_ATTIVITÀ A:_
Riassumi in due frasi l'articolo sugli aiuti umanitari a Gaza.
_ATTIVITÀ B:_
Elenca tutte le ong citate per nome nell'articolo sugli aiuti umanitari a Gaza.

Gaza, cento ong accusano Israele: "Basta usare gli aiuti come arma"
Articolo Precedente
Articolo Successivo
Redazione Esteri
-
Le autorità israeliane, mentre il conflitto prosegue senza tregua, continuano a respingere le richieste di decine di organizzazioni umanitarie che chiedono di portare beni di prima necessità nella Striscia di Gaza, sostenendo che queste "non sono autorizzate a consegnare aiuti". Solo a luglio, più di 60 richieste sono state rigettate con la stessa motivazione, lasciando accumulare merci essenziali bloccate ai valichi. Una situazione che, secondo oltre cento ong tra cui Oxfam, Medici Senza Frontiere e Caritas Internationalis, equivale a usare la fame come strumento di pressione.
Nella lettera diffusa a Gerusalemme e ripresa dalla Bbc, le organizzazioni denunciano il sistematico ostacolo alla distribuzione di medicine e alimenti, chiedendo "l’apertura immediata e incondizionata di tutti i valichi". Intanto, il bilancio umano si aggrava: oltre 50 morti negli ultimi attacchi, ai quali si aggiungono altre quattro vittime per denutrizione, portando a 239 il numero totale di persone decedute per fame, tra cui più di cento bambini. Tra i morti figurano anche civili in cerca di aiuti, uccisi in circostanze ancora da chiarire.

_DATI IN INGRESSO:_
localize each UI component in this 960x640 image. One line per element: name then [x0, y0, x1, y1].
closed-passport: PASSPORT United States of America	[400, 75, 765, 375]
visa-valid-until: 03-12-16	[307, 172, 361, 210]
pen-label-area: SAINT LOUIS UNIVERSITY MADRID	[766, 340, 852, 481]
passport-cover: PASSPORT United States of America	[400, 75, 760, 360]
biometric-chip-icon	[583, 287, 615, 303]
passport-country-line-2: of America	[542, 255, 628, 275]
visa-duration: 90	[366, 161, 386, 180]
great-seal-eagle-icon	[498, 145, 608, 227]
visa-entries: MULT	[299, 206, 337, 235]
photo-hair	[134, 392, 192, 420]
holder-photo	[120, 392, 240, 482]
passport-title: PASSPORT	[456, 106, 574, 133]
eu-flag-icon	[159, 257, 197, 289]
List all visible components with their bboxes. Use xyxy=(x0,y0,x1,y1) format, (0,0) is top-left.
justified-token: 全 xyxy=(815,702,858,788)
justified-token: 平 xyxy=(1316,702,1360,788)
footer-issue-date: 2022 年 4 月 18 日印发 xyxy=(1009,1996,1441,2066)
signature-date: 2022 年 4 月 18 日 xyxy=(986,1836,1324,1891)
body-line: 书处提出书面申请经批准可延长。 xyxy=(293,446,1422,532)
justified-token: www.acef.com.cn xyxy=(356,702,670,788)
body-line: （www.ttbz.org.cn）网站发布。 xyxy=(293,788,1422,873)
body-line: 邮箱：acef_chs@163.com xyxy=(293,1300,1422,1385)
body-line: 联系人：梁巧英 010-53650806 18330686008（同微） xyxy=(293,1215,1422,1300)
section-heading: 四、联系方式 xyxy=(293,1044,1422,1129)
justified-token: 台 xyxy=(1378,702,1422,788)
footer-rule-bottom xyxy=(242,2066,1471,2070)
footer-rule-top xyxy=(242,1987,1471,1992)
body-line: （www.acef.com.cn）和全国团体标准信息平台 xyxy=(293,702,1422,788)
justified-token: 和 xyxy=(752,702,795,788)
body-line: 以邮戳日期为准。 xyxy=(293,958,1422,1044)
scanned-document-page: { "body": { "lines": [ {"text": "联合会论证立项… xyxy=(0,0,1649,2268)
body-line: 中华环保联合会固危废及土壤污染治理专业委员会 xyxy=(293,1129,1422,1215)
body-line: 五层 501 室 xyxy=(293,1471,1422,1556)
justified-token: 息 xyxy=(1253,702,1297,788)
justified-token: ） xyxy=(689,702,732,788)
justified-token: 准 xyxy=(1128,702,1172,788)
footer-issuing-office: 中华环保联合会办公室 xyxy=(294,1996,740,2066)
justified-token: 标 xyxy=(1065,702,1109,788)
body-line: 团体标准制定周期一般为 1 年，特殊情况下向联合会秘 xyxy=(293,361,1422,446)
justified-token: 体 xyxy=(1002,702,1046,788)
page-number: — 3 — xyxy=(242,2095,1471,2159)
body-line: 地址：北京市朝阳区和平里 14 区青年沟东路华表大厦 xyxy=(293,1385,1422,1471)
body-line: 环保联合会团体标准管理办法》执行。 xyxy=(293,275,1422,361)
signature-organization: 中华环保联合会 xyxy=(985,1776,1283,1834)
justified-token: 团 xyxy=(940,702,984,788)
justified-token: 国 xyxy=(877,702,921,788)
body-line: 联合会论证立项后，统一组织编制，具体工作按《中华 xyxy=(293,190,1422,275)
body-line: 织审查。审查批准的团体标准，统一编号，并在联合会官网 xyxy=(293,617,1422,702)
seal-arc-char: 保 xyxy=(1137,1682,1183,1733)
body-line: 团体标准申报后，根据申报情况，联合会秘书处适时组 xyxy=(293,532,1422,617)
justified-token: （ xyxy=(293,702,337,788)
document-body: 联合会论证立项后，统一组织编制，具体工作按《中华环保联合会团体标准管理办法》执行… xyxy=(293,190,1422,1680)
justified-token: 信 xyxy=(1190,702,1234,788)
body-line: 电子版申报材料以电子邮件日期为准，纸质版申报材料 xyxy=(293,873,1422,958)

_SOLUZIONE A:_
Le autorità israeliane continuano a respingere le richieste delle organizzazioni umanitarie di portare beni di prima necessità nella Striscia di Gaza, con più di 60 richieste rigettate solo a luglio. Oltre cento ong accusano Israele di usare la fame come strumento di pressione e chiedono l'apertura immediata e incondizionata di tutti i valichi, mentre il bilancio si aggrava con oltre 50 morti negli ultimi attacchi e 239 persone decedute per fame, tra cui più di cento bambini.

_SOLUZIONE B:_
- Oxfam
- Medici Senza Frontiere
- Caritas Internationalis